• **Exercise aim**
Give the data a second time, exactly and in full.

• **Data shown**
╔══

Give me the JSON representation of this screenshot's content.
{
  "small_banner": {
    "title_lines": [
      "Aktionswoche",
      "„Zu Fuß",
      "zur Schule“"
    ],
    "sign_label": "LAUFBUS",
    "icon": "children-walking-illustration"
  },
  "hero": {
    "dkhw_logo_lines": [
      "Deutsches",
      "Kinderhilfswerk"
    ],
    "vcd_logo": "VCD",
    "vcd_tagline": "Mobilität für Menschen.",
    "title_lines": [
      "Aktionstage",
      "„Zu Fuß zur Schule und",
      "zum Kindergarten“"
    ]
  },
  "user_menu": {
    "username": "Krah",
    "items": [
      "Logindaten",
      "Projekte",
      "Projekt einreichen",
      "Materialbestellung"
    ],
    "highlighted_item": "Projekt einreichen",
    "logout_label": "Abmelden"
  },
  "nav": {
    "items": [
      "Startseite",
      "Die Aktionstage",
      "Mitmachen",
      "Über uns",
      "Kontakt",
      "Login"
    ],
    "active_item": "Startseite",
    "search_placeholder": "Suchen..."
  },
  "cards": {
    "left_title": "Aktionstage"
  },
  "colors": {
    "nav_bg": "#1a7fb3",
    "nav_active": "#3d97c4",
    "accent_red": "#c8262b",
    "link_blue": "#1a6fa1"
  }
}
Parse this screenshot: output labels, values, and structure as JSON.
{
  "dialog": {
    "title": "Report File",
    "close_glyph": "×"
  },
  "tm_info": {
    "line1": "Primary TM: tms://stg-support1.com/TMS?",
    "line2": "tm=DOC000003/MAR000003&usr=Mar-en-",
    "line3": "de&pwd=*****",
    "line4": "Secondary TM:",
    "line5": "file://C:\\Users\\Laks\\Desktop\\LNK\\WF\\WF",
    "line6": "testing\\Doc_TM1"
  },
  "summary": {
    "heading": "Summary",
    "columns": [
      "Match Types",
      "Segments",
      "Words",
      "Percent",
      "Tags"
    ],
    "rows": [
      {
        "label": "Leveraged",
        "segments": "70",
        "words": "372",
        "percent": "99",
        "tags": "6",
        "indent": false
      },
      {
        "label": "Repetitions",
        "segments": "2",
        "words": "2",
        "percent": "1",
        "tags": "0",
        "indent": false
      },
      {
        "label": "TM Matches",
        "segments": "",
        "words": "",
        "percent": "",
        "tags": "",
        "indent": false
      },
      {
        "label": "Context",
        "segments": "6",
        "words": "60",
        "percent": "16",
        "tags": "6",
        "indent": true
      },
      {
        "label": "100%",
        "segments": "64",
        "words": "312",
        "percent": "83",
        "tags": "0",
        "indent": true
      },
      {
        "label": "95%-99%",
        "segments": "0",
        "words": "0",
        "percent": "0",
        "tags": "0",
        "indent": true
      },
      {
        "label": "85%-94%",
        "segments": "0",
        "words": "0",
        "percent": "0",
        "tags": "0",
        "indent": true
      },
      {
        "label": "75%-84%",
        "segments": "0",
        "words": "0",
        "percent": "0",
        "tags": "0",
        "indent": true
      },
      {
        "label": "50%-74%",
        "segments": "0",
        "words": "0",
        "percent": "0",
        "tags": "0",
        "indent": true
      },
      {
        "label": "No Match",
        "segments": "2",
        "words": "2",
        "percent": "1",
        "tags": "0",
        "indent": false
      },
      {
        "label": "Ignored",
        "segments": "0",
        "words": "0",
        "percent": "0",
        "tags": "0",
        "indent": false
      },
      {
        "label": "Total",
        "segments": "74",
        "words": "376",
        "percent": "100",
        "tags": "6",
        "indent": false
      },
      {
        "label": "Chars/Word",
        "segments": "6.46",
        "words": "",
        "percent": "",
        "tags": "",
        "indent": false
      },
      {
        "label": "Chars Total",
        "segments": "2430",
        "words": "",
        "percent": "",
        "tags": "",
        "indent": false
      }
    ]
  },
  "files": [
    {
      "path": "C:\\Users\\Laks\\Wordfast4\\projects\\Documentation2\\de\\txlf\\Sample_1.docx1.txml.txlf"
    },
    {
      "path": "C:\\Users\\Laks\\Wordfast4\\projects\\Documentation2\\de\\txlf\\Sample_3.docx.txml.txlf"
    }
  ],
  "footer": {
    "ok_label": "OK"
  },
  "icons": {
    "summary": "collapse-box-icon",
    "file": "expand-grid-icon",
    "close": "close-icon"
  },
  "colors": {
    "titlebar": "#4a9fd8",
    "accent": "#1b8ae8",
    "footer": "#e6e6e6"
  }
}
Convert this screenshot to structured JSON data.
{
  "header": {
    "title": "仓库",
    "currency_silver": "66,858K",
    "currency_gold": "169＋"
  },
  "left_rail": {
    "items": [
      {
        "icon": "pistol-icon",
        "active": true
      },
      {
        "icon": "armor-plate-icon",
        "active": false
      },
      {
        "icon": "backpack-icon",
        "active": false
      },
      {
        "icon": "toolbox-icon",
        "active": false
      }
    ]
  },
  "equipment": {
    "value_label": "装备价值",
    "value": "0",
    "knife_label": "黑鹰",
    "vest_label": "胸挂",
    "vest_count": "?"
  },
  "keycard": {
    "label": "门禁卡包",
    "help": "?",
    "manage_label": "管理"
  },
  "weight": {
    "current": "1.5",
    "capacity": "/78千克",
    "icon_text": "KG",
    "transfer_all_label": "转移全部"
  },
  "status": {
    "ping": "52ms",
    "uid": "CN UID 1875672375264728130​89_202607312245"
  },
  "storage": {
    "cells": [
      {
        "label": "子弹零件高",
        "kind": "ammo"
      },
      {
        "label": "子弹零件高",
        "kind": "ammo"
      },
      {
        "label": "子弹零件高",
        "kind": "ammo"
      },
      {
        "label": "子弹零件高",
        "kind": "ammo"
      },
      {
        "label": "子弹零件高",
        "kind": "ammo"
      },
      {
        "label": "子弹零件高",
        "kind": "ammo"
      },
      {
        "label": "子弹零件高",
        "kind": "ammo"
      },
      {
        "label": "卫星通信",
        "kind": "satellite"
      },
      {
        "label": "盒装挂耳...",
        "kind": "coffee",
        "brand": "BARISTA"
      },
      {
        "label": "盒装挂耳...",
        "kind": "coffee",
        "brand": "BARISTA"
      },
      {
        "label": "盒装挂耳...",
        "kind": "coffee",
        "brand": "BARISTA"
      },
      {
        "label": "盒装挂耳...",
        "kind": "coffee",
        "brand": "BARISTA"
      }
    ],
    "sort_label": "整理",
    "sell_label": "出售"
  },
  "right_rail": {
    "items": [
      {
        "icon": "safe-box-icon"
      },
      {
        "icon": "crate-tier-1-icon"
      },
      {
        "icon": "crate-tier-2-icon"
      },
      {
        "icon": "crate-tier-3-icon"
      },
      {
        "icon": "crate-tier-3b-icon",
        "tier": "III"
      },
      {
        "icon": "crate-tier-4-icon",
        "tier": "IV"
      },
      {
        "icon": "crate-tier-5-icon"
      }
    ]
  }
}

╚══

• **Task output**
Give me the JSON representation of this screenshot's content.
{
  "small_banner": {
    "title_lines": [
      "Aktionswoche",
      "„Zu Fuß",
      "zur Schule“"
    ],
    "sign_label": "LAUFBUS",
    "icon": "children-walking-illustration"
  },
  "hero": {
    "dkhw_logo_lines": [
      "Deutsches",
      "Kinderhilfswerk"
    ],
    "vcd_logo": "VCD",
    "vcd_tagline": "Mobilität für Menschen.",
    "title_lines": [
      "Aktionstage",
      "„Zu Fuß zur Schule und",
      "zum Kindergarten“"
    ]
  },
  "user_menu": {
    "username": "Krah",
    "items": [
      "Logindaten",
      "Projekte",
      "Projekt einreichen",
      "Materialbestellung"
    ],
    "highlighted_item": "Projekt einreichen",
    "logout_label": "Abmelden"
  },
  "nav": {
    "items": [
      "Startseite",
      "Die Aktionstage",
      "Mitmachen",
      "Über uns",
      "Kontakt",
      "Login"
    ],
    "active_item": "Startseite",
    "search_placeholder": "Suchen..."
  },
  "cards": {
    "left_title": "Aktionstage"
  },
  "colors": {
    "nav_bg": "#1a7fb3",
    "nav_active": "#3d97c4",
    "accent_red": "#c8262b",
    "link_blue": "#1a6fa1"
  }
}
Parse this screenshot: output labels, values, and structure as JSON.
{
  "dialog": {
    "title": "Report File",
    "close_glyph": "×"
  },
  "tm_info": {
    "line1": "Primary TM: tms://stg-support1.com/TMS?",
    "line2": "tm=DOC000003/MAR000003&usr=Mar-en-",
    "line3": "de&pwd=*****",
    "line4": "Secondary TM:",
    "line5": "file://C:\\Users\\Laks\\Desktop\\LNK\\WF\\WF",
    "line6": "testing\\Doc_TM1"
  },
  "summary": {
    "heading": "Summary",
    "columns": [
      "Match Types",
      "Segments",
      "Words",
      "Percent",
      "Tags"
    ],
    "rows": [
      {
        "label": "Leveraged",
        "segments": "70",
        "words": "372",
        "percent": "99",
        "tags": "6",
        "indent": false
      },
      {
        "label": "Repetitions",
        "segments": "2",
        "words": "2",
        "percent": "1",
        "tags": "0",
        "indent": false
      },
      {
        "label": "TM Matches",
        "segments": "",
        "words": "",
        "percent": "",
        "tags": "",
        "indent": false
      },
      {
        "label": "Context",
        "segments": "6",
        "words": "60",
        "percent": "16",
        "tags": "6",
        "indent": true
      },
      {
        "label": "100%",
        "segments": "64",
        "words": "312",
        "percent": "83",
        "tags": "0",
        "indent": true
      },
      {
        "label": "95%-99%",
        "segments": "0",
        "words": "0",
        "percent": "0",
        "tags": "0",
        "indent": true
      },
      {
        "label": "85%-94%",
        "segments": "0",
        "words": "0",
        "percent": "0",
        "tags": "0",
        "indent": true
      },
      {
        "label": "75%-84%",
        "segments": "0",
        "words": "0",
        "percent": "0",
        "tags": "0",
        "indent": true
      },
      {
        "label": "50%-74%",
        "segments": "0",
        "words": "0",
        "percent": "0",
        "tags": "0",
        "indent": true
      },
      {
        "label": "No Match",
        "segments": "2",
        "words": "2",
        "percent": "1",
        "tags": "0",
        "indent": false
      },
      {
        "label": "Ignored",
        "segments": "0",
        "words": "0",
        "percent": "0",
        "tags": "0",
        "indent": false
      },
      {
        "label": "Total",
        "segments": "74",
        "words": "376",
        "percent": "100",
        "tags": "6",
        "indent": false
      },
      {
        "label": "Chars/Word",
        "segments": "6.46",
        "words": "",
        "percent": "",
        "tags": "",
        "indent": false
      },
      {
        "label": "Chars Total",
        "segments": "2430",
        "words": "",
        "percent": "",
        "tags": "",
        "indent": false
      }
    ]
  },
  "files": [
    {
      "path": "C:\\Users\\Laks\\Wordfast4\\projects\\Documentation2\\de\\txlf\\Sample_1.docx1.txml.txlf"
    },
    {
      "path": "C:\\Users\\Laks\\Wordfast4\\projects\\Documentation2\\de\\txlf\\Sample_3.docx.txml.txlf"
    }
  ],
  "footer": {
    "ok_label": "OK"
  },
  "icons": {
    "summary": "collapse-box-icon",
    "file": "expand-grid-icon",
    "close": "close-icon"
  },
  "colors": {
    "titlebar": "#4a9fd8",
    "accent": "#1b8ae8",
    "footer": "#e6e6e6"
  }
}
Convert this screenshot to structured JSON data.
{
  "header": {
    "title": "仓库",
    "currency_silver": "66,858K",
    "currency_gold": "169＋"
  },
  "left_rail": {
    "items": [
      {
        "icon": "pistol-icon",
        "active": true
      },
      {
        "icon": "armor-plate-icon",
        "active": false
      },
      {
        "icon": "backpack-icon",
        "active": false
      },
      {
        "icon": "toolbox-icon",
        "active": false
      }
    ]
  },
  "equipment": {
    "value_label": "装备价值",
    "value": "0",
    "knife_label": "黑鹰",
    "vest_label": "胸挂",
    "vest_count": "?"
  },
  "keycard": {
    "label": "门禁卡包",
    "help": "?",
    "manage_label": "管理"
  },
  "weight": {
    "current": "1.5",
    "capacity": "/78千克",
    "icon_text": "KG",
    "transfer_all_label": "转移全部"
  },
  "status": {
    "ping": "52ms",
    "uid": "CN UID 1875672375264728130​89_202607312245"
  },
  "storage": {
    "cells": [
      {
        "label": "子弹零件高",
        "kind": "ammo"
      },
      {
        "label": "子弹零件高",
        "kind": "ammo"
      },
      {
        "label": "子弹零件高",
        "kind": "ammo"
      },
      {
        "label": "子弹零件高",
        "kind": "ammo"
      },
      {
        "label": "子弹零件高",
        "kind": "ammo"
      },
      {
        "label": "子弹零件高",
        "kind": "ammo"
      },
      {
        "label": "子弹零件高",
        "kind": "ammo"
      },
      {
        "label": "卫星通信",
        "kind": "satellite"
      },
      {
        "label": "盒装挂耳...",
        "kind": "coffee",
        "brand": "BARISTA"
      },
      {
        "label": "盒装挂耳...",
        "kind": "coffee",
        "brand": "BARISTA"
      },
      {
        "label": "盒装挂耳...",
        "kind": "coffee",
        "brand": "BARISTA"
      },
      {
        "label": "盒装挂耳...",
        "kind": "coffee",
        "brand": "BARISTA"
      }
    ],
    "sort_label": "整理",
    "sell_label": "出售"
  },
  "right_rail": {
    "items": [
      {
        "icon": "safe-box-icon"
      },
      {
        "icon": "crate-tier-1-icon"
      },
      {
        "icon": "crate-tier-2-icon"
      },
      {
        "icon": "crate-tier-3-icon"
      },
      {
        "icon": "crate-tier-3b-icon",
        "tier": "III"
      },
      {
        "icon": "crate-tier-4-icon",
        "tier": "IV"
      },
      {
        "icon": "crate-tier-5-icon"
      }
    ]
  }
}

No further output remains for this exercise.